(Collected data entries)
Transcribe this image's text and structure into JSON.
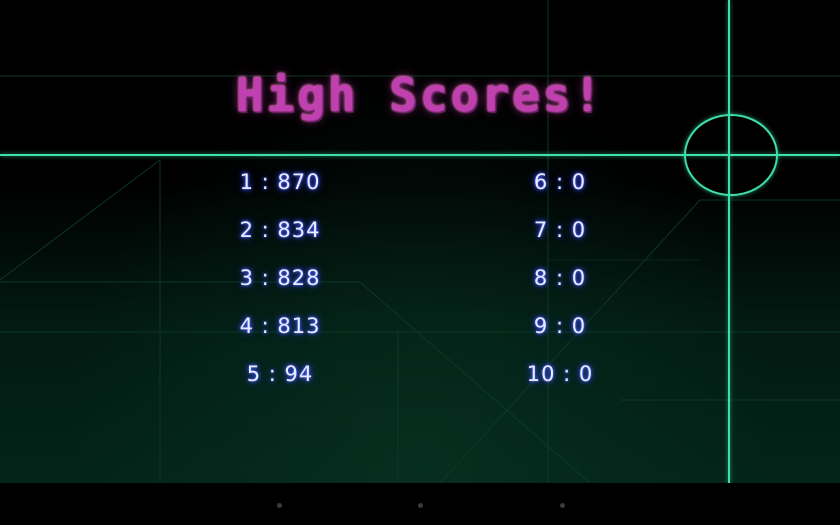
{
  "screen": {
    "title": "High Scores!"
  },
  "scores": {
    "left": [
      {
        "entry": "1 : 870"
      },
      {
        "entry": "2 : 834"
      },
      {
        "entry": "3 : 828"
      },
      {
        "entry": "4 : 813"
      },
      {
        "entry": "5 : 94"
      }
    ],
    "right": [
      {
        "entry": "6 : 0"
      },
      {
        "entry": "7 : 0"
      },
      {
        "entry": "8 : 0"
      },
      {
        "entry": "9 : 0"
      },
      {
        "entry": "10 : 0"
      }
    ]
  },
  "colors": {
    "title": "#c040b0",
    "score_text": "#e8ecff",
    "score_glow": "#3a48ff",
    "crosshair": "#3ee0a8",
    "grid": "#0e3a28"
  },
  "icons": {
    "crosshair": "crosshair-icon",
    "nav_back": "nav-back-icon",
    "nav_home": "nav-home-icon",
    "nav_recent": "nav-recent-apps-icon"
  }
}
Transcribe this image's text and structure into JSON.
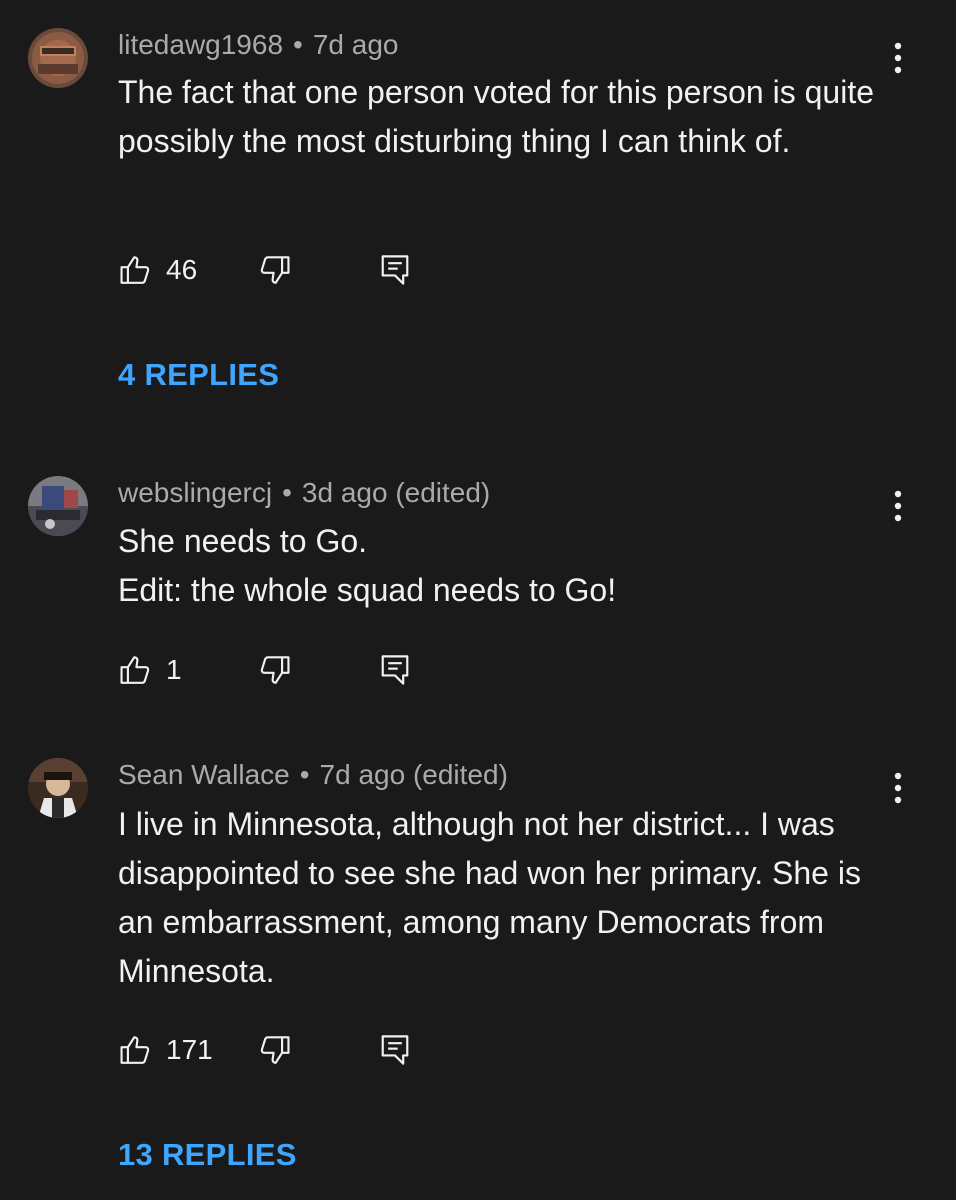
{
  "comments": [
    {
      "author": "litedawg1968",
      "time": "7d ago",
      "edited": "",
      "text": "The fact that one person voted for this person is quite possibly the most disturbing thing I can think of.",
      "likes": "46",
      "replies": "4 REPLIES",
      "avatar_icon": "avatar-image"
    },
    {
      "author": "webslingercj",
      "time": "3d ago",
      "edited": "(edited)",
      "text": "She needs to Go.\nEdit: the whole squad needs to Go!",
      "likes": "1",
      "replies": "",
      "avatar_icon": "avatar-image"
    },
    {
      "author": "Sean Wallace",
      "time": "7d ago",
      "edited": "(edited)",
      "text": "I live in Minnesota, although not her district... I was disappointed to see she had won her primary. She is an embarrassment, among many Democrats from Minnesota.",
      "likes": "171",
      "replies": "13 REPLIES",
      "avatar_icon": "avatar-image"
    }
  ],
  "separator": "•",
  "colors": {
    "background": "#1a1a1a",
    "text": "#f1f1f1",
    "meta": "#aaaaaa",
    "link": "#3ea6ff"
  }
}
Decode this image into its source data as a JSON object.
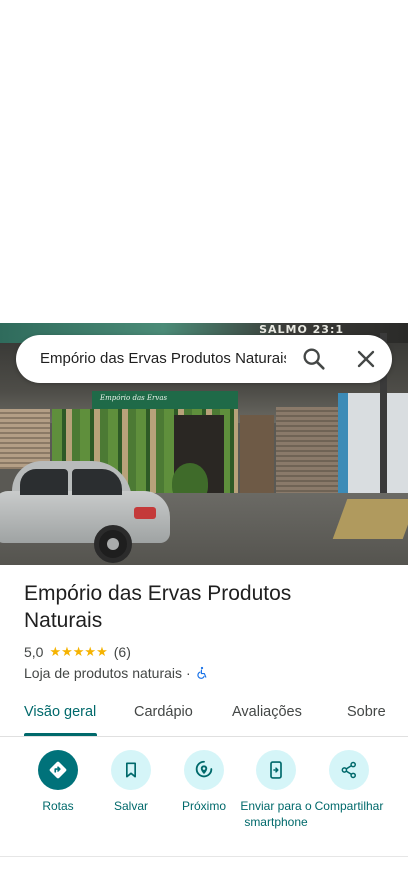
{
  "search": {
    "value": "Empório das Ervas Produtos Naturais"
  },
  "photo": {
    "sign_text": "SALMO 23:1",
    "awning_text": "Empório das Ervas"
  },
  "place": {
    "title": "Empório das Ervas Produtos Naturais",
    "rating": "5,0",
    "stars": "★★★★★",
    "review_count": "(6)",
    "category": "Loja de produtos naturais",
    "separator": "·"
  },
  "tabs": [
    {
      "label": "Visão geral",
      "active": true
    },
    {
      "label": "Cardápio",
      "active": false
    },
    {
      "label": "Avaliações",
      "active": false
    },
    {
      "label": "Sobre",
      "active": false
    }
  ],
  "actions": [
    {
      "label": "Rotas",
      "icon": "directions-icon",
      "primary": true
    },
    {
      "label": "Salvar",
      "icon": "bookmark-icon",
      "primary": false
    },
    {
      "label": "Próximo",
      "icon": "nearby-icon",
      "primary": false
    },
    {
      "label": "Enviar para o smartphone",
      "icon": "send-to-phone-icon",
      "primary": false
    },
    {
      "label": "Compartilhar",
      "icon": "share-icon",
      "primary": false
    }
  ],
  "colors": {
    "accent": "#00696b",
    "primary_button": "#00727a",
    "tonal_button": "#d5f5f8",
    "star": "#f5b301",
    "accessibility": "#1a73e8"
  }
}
---
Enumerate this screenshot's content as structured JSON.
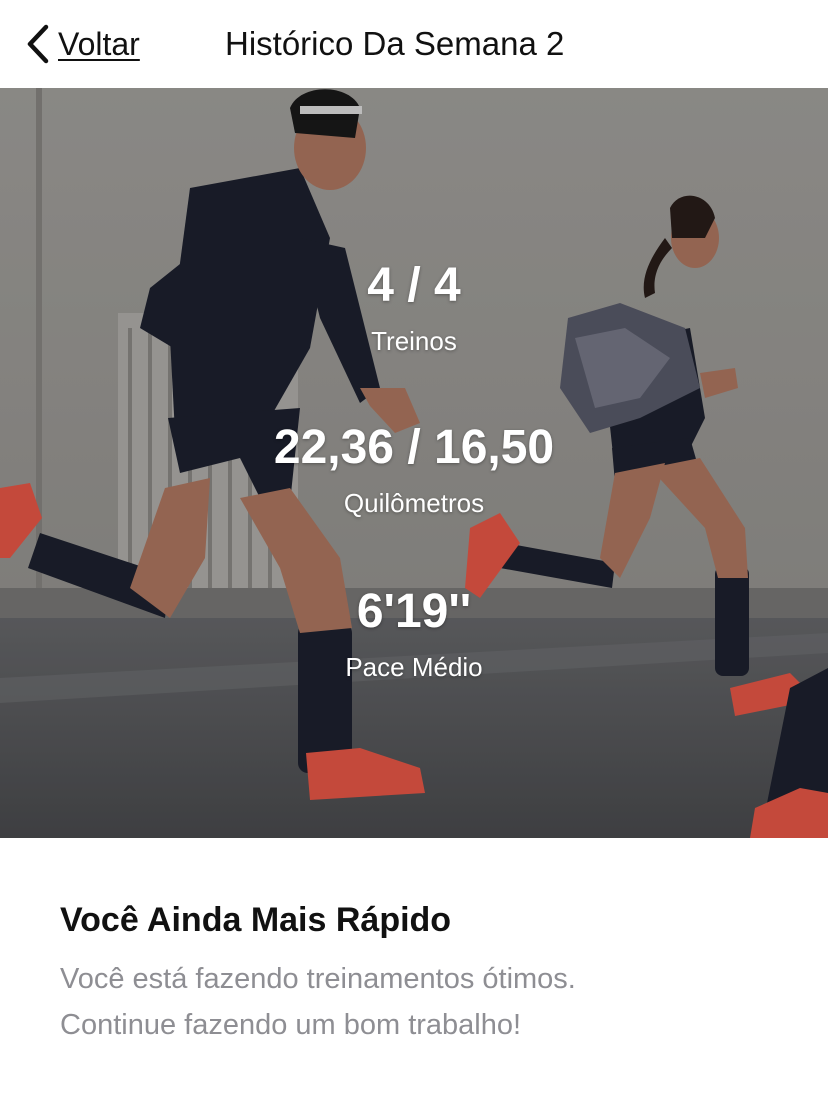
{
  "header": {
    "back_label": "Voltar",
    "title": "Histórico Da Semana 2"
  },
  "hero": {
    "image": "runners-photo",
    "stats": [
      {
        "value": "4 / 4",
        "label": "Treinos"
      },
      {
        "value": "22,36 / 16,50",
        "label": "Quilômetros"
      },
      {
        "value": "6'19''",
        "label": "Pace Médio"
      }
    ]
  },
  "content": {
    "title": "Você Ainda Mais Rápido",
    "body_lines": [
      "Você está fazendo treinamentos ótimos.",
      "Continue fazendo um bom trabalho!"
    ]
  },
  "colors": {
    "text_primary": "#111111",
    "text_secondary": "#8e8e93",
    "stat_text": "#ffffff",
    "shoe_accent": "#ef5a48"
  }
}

Goal of the exercise —
List the lines of the entries that include "replies".

Correct response —
      "replies": "4 REPLIES",
      "replies": "",
      "replies": "13 REPLIES",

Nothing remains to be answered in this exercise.